* _BRIEF_
Without omitting anything, retype the data that follows.

**** RECORDS PROVIDED ****

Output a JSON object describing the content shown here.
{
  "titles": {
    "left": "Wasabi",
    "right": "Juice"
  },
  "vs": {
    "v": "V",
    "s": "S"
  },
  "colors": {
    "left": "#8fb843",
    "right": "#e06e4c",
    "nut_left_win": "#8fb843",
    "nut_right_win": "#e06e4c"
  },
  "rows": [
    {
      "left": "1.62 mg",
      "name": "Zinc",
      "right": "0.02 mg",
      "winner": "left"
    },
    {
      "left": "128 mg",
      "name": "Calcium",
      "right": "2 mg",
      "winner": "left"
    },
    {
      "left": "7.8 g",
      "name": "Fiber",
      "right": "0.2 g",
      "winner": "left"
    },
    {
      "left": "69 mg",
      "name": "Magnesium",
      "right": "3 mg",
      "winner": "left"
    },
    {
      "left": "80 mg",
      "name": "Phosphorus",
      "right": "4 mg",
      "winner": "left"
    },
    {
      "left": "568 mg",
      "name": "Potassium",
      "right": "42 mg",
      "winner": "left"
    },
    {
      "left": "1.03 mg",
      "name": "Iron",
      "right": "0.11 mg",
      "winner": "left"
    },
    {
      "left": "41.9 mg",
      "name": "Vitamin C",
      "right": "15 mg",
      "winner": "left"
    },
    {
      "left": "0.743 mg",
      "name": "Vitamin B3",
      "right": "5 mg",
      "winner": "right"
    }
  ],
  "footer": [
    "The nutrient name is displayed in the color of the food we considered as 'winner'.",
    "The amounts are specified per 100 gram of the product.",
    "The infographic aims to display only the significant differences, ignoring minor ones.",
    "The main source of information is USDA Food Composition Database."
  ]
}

****

* _WORKED ANSWER_
Output a JSON object describing the content shown here.
{
  "titles": {
    "left": "Wasabi",
    "right": "Juice"
  },
  "vs": {
    "v": "V",
    "s": "S"
  },
  "colors": {
    "left": "#8fb843",
    "right": "#e06e4c",
    "nut_left_win": "#8fb843",
    "nut_right_win": "#e06e4c"
  },
  "rows": [
    {
      "left": "1.62 mg",
      "name": "Zinc",
      "right": "0.02 mg",
      "winner": "left"
    },
    {
      "left": "128 mg",
      "name": "Calcium",
      "right": "2 mg",
      "winner": "left"
    },
    {
      "left": "7.8 g",
      "name": "Fiber",
      "right": "0.2 g",
      "winner": "left"
    },
    {
      "left": "69 mg",
      "name": "Magnesium",
      "right": "3 mg",
      "winner": "left"
    },
    {
      "left": "80 mg",
      "name": "Phosphorus",
      "right": "4 mg",
      "winner": "left"
    },
    {
      "left": "568 mg",
      "name": "Potassium",
      "right": "42 mg",
      "winner": "left"
    },
    {
      "left": "1.03 mg",
      "name": "Iron",
      "right": "0.11 mg",
      "winner": "left"
    },
    {
      "left": "41.9 mg",
      "name": "Vitamin C",
      "right": "15 mg",
      "winner": "left"
    },
    {
      "left": "0.743 mg",
      "name": "Vitamin B3",
      "right": "5 mg",
      "winner": "right"
    }
  ],
  "footer": [
    "The nutrient name is displayed in the color of the food we considered as 'winner'.",
    "The amounts are specified per 100 gram of the product.",
    "The infographic aims to display only the significant differences, ignoring minor ones.",
    "The main source of information is USDA Food Composition Database."
  ]
}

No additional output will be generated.